__WRITTEN EXERCISE__: Return the records exactly as they are.

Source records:
┄┄┄┄┄┄┄┄┄┄┄┄┄┄┄┄┄┄┄┄
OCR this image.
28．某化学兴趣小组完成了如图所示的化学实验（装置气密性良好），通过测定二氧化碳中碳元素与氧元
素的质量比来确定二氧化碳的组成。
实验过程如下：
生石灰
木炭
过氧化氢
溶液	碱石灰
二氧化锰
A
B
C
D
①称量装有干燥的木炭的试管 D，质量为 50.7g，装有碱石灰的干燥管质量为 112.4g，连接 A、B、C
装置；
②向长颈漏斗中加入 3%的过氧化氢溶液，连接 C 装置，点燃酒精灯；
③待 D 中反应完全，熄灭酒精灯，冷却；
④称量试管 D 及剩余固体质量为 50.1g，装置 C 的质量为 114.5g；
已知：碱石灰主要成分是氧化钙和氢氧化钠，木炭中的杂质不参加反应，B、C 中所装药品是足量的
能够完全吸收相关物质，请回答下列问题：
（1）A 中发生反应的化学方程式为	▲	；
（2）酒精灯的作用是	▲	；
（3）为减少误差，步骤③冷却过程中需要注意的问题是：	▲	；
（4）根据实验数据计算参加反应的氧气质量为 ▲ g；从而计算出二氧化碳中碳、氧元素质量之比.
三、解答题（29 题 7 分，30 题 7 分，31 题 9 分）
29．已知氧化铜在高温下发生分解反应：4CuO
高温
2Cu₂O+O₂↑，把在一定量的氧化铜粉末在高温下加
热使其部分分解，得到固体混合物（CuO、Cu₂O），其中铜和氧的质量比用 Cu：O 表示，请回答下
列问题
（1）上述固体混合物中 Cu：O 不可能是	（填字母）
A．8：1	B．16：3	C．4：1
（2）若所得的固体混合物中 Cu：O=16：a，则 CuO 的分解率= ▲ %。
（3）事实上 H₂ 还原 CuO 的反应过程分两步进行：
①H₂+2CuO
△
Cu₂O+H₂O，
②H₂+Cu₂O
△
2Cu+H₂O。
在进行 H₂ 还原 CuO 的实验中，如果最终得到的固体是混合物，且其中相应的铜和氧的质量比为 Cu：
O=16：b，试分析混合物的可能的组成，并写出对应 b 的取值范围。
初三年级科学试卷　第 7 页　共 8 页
┄┄┄┄┄┄┄┄┄┄┄┄┄┄┄┄┄┄┄┄
__COMPLETED EXERCISE__:
OCR this image.
28．某化学兴趣小组完成了如图所示的化学实验（装置气密性良好），通过测定二氧化碳中碳元素与氧元
素的质量比来确定二氧化碳的组成。
实验过程如下：
生石灰
木炭
过氧化氢
溶液	碱石灰
二氧化锰
A
B
C
D
①称量装有干燥的木炭的试管 D，质量为 50.7g，装有碱石灰的干燥管质量为 112.4g，连接 A、B、C
装置；
②向长颈漏斗中加入 3%的过氧化氢溶液，连接 C 装置，点燃酒精灯；
③待 D 中反应完全，熄灭酒精灯，冷却；
④称量试管 D 及剩余固体质量为 50.1g，装置 C 的质量为 114.5g；
已知：碱石灰主要成分是氧化钙和氢氧化钠，木炭中的杂质不参加反应，B、C 中所装药品是足量的
能够完全吸收相关物质，请回答下列问题：
（1）A 中发生反应的化学方程式为	▲	；
（2）酒精灯的作用是	▲	；
（3）为减少误差，步骤③冷却过程中需要注意的问题是：	▲	；
（4）根据实验数据计算参加反应的氧气质量为 ▲ g；从而计算出二氧化碳中碳、氧元素质量之比.
三、解答题（29 题 7 分，30 题 7 分，31 题 9 分）
29．已知氧化铜在高温下发生分解反应：4CuO
高温
2Cu₂O+O₂↑，把在一定量的氧化铜粉末在高温下加
热使其部分分解，得到固体混合物（CuO、Cu₂O），其中铜和氧的质量比用 Cu：O 表示，请回答下
列问题
（1）上述固体混合物中 Cu：O 不可能是	（填字母）
A．8：1	B．16：3	C．4：1
（2）若所得的固体混合物中 Cu：O=16：a，则 CuO 的分解率= ▲ %。
（3）事实上 H₂ 还原 CuO 的反应过程分两步进行：
①H₂+2CuO
△
Cu₂O+H₂O，
②H₂+Cu₂O
△
2Cu+H₂O。
在进行 H₂ 还原 CuO 的实验中，如果最终得到的固体是混合物，且其中相应的铜和氧的质量比为 Cu：
O=16：b，试分析混合物的可能的组成，并写出对应 b 的取值范围。
初三年级科学试卷　第 7 页　共 8 页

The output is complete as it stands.